┏━━

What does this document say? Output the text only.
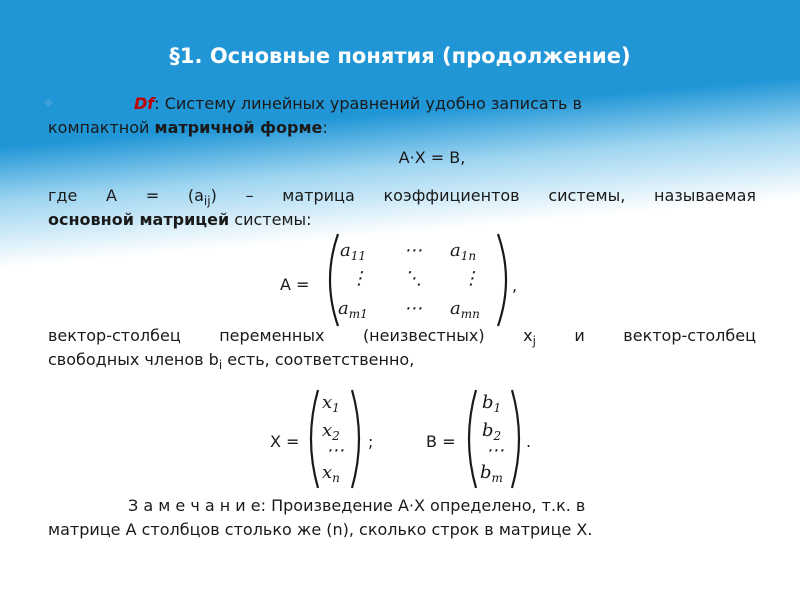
§1. Основные понятия (продолжение)
◆	Df: Систему линейных уравнений удобно записать в
компактной матричной форме:
A·X = B,
где $A = (a_{ij})$ – матрица коэффициентов системы, называемая
основной матрицей системы:
A =
$a_{11}$ ⋯ $a_{1n}$
⋮ ⋱ ⋮
$a_{m1}$ ⋯ $a_{mn}$
,
вектор-столбец переменных (неизвестных) $x_j$ и вектор-столбец
свободных членов $b_i$ есть, соответственно,
X =
$x_1$
$x_2$
⋯
$x_n$
;	B =
$b_1$
$b_2$
⋯
$b_m$
.
З а м е ч а н и е: Произведение A·X определено, т.к. в
матрице A столбцов столько же (n), сколько строк в матрице X.
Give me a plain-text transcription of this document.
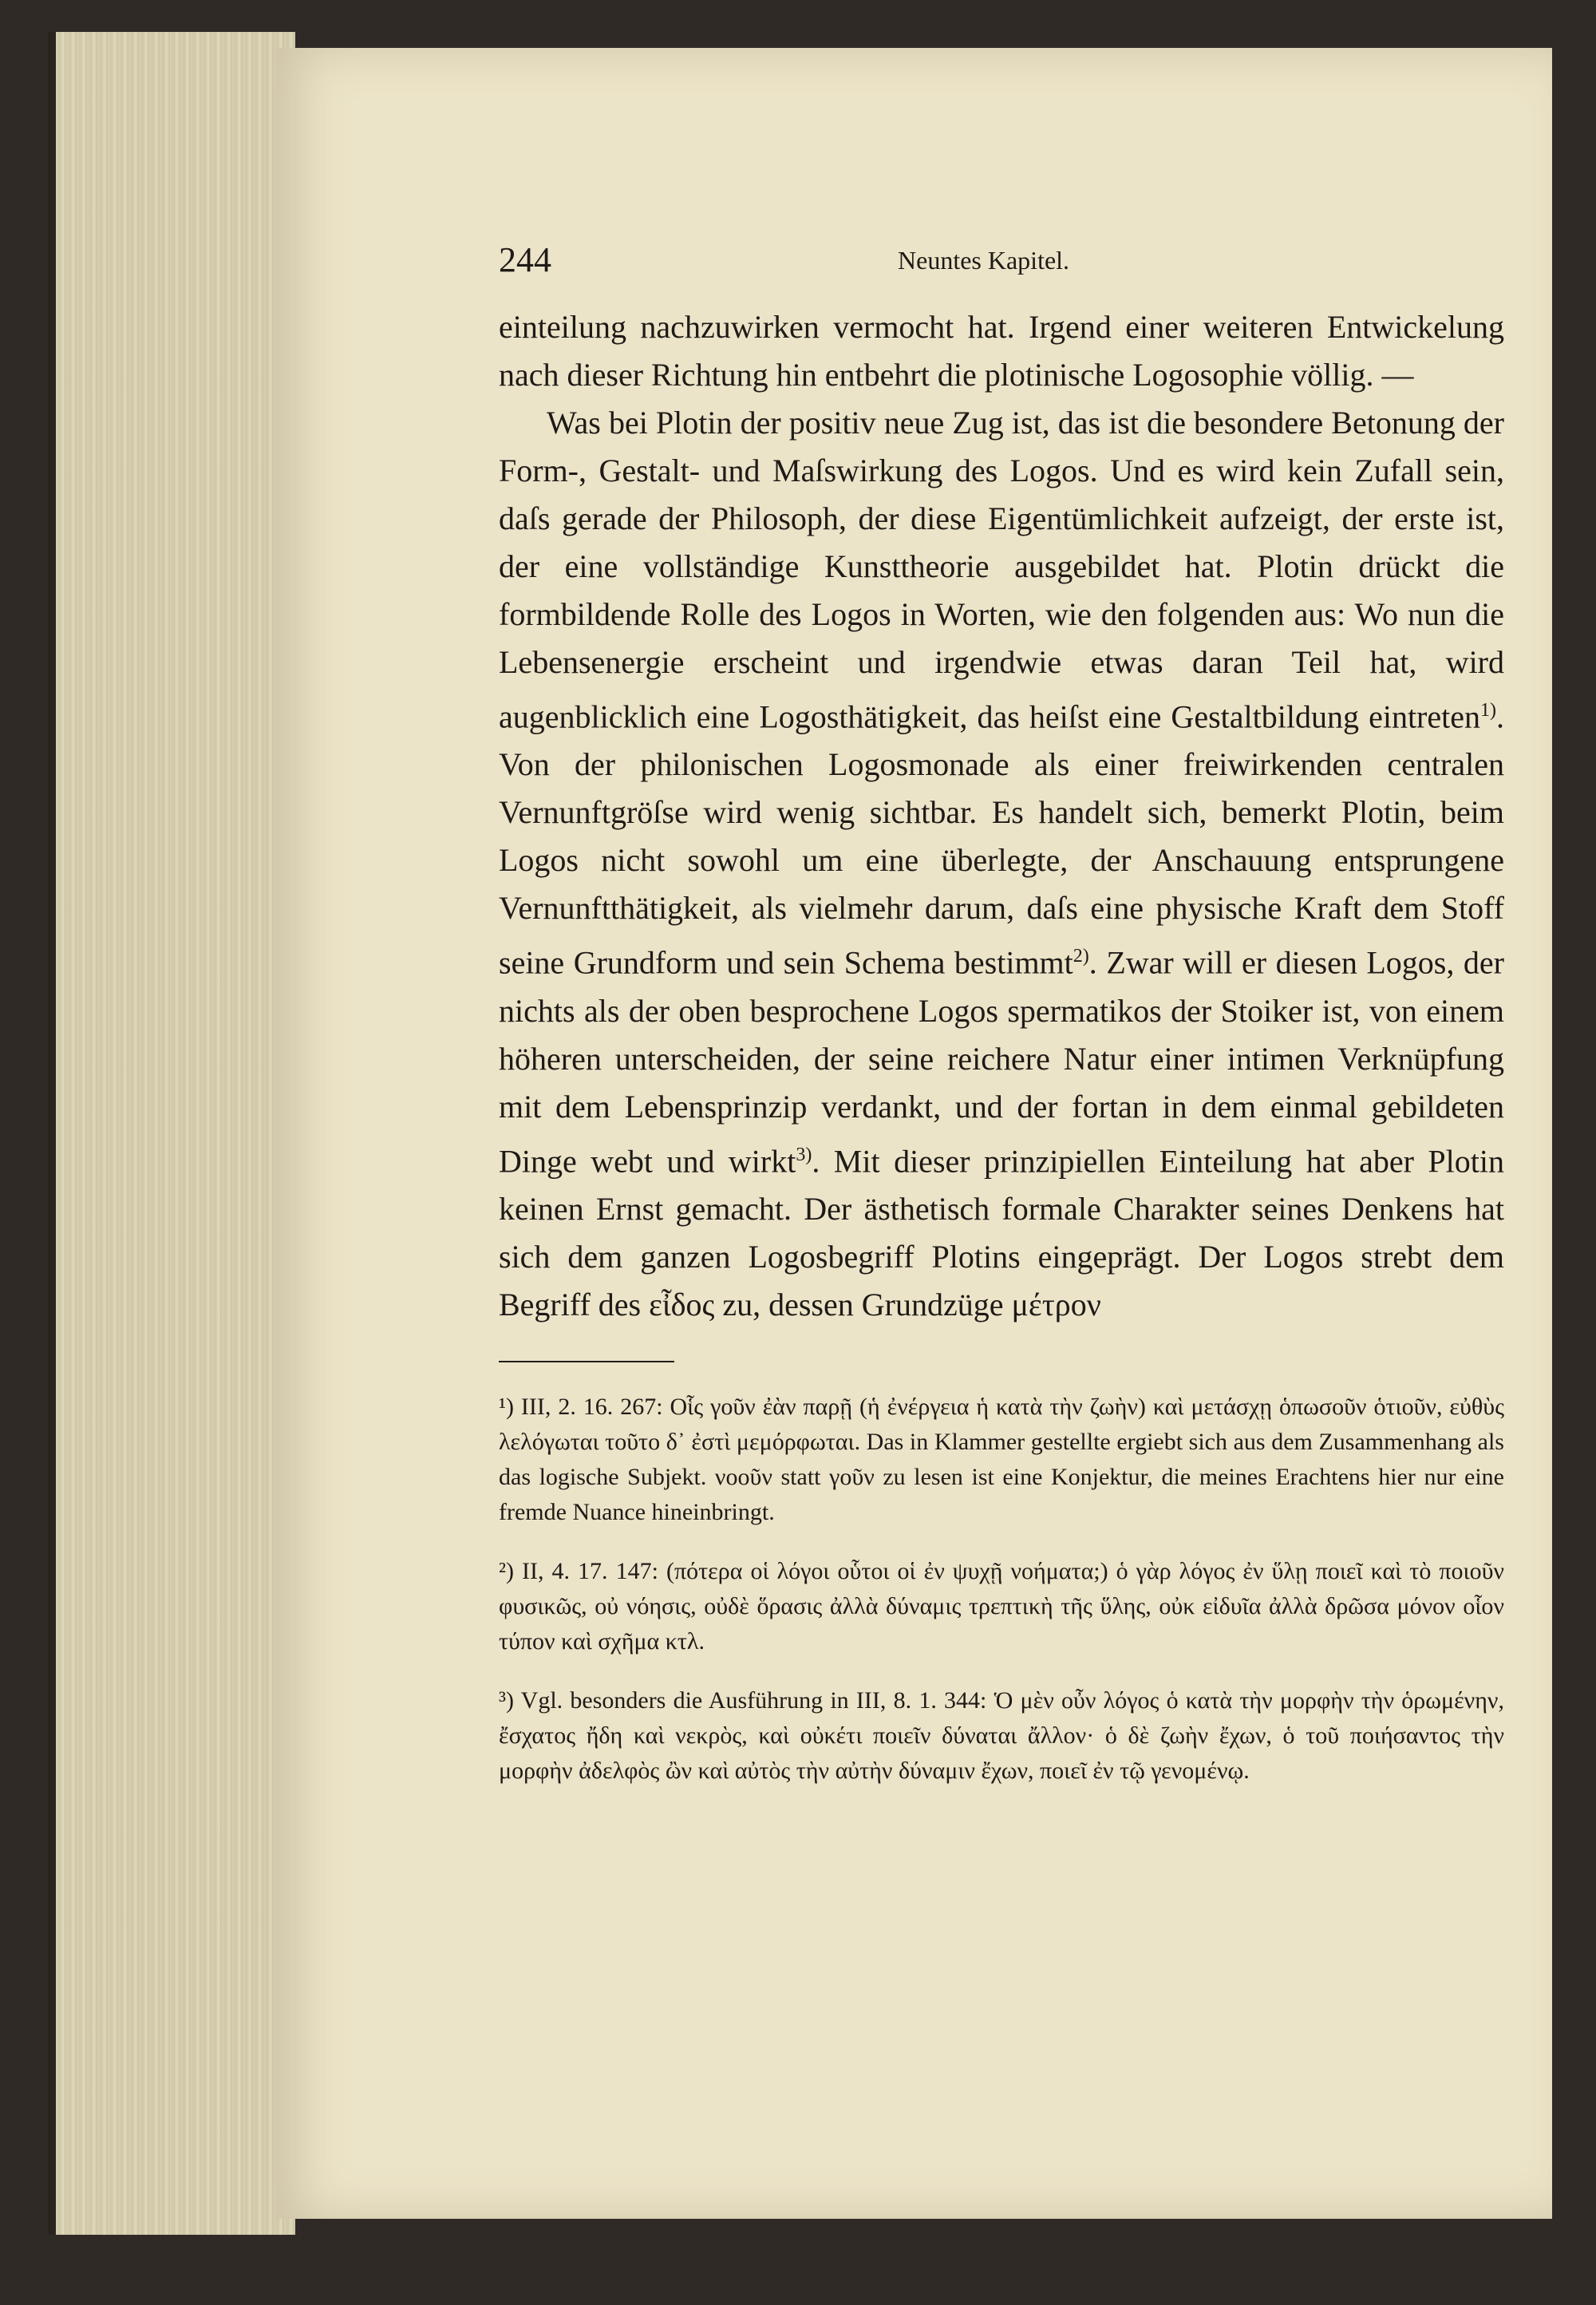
244	Neuntes Kapitel.

einteilung nachzuwirken vermocht hat. Irgend einer weiteren Entwickelung nach dieser Richtung hin entbehrt die plotinische Logosophie völlig. —

Was bei Plotin der positiv neue Zug ist, das ist die besondere Betonung der Form-, Gestalt- und Maſswirkung des Logos. Und es wird kein Zufall sein, daſs gerade der Philosoph, der diese Eigentümlichkeit aufzeigt, der erste ist, der eine vollständige Kunsttheorie ausgebildet hat. Plotin drückt die formbildende Rolle des Logos in Worten, wie den folgenden aus: Wo nun die Lebensenergie erscheint und irgendwie etwas daran Teil hat, wird augenblicklich eine Logosthätigkeit, das heiſst eine Gestaltbildung eintreten$^{1)}$. Von der philonischen Logosmonade als einer freiwirkenden centralen Vernunftgröſse wird wenig sichtbar. Es handelt sich, bemerkt Plotin, beim Logos nicht sowohl um eine überlegte, der Anschauung entsprungene Vernunftthätigkeit, als vielmehr darum, daſs eine physische Kraft dem Stoff seine Grundform und sein Schema bestimmt$^{2)}$. Zwar will er diesen Logos, der nichts als der oben besprochene Logos spermatikos der Stoiker ist, von einem höheren unterscheiden, der seine reichere Natur einer intimen Verknüpfung mit dem Lebensprinzip verdankt, und der fortan in dem einmal gebildeten Dinge webt und wirkt$^{3)}$. Mit dieser prinzipiellen Einteilung hat aber Plotin keinen Ernst gemacht. Der ästhetisch formale Charakter seines Denkens hat sich dem ganzen Logosbegriff Plotins eingeprägt. Der Logos strebt dem Begriff des εἶδος zu, dessen Grundzüge μέτρον

¹) III, 2. 16. 267: Οἷς γοῦν ἐὰν παρῇ (ἡ ἐνέργεια ἡ κατὰ τὴν ζωὴν) καὶ μετάσχῃ ὁπωσοῦν ὁτιοῦν, εὐθὺς λελόγωται τοῦτο δ᾽ ἐστὶ μεμόρφωται. Das in Klammer gestellte ergiebt sich aus dem Zusammenhang als das logische Subjekt. νοοῦν statt γοῦν zu lesen ist eine Konjektur, die meines Erachtens hier nur eine fremde Nuance hineinbringt.

²) II, 4. 17. 147: (πότερα οἱ λόγοι οὗτοι οἱ ἐν ψυχῇ νοήματα;) ὁ γὰρ λόγος ἐν ὕλῃ ποιεῖ καὶ τὸ ποιοῦν φυσικῶς, οὐ νόησις, οὐδὲ ὅρασις ἀλλὰ δύναμις τρεπτικὴ τῆς ὕλης, οὐκ εἰδυῖα ἀλλὰ δρῶσα μόνον οἷον τύπον καὶ σχῆμα κτλ.

³) Vgl. besonders die Ausführung in III, 8. 1. 344: Ὁ μὲν οὖν λόγος ὁ κατὰ τὴν μορφὴν τὴν ὁρωμένην, ἔσχατος ἤδη καὶ νεκρὸς, καὶ οὐκέτι ποιεῖν δύναται ἄλλον· ὁ δὲ ζωὴν ἔχων, ὁ τοῦ ποιήσαντος τὴν μορφὴν ἀδελφὸς ὢν καὶ αὐτὸς τὴν αὐτὴν δύναμιν ἔχων, ποιεῖ ἐν τῷ γενομένῳ.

┗━━

List all lines from the entries that include the word "text".

What does this document say? Output the text only.
Give me a plain-text transcription of this document.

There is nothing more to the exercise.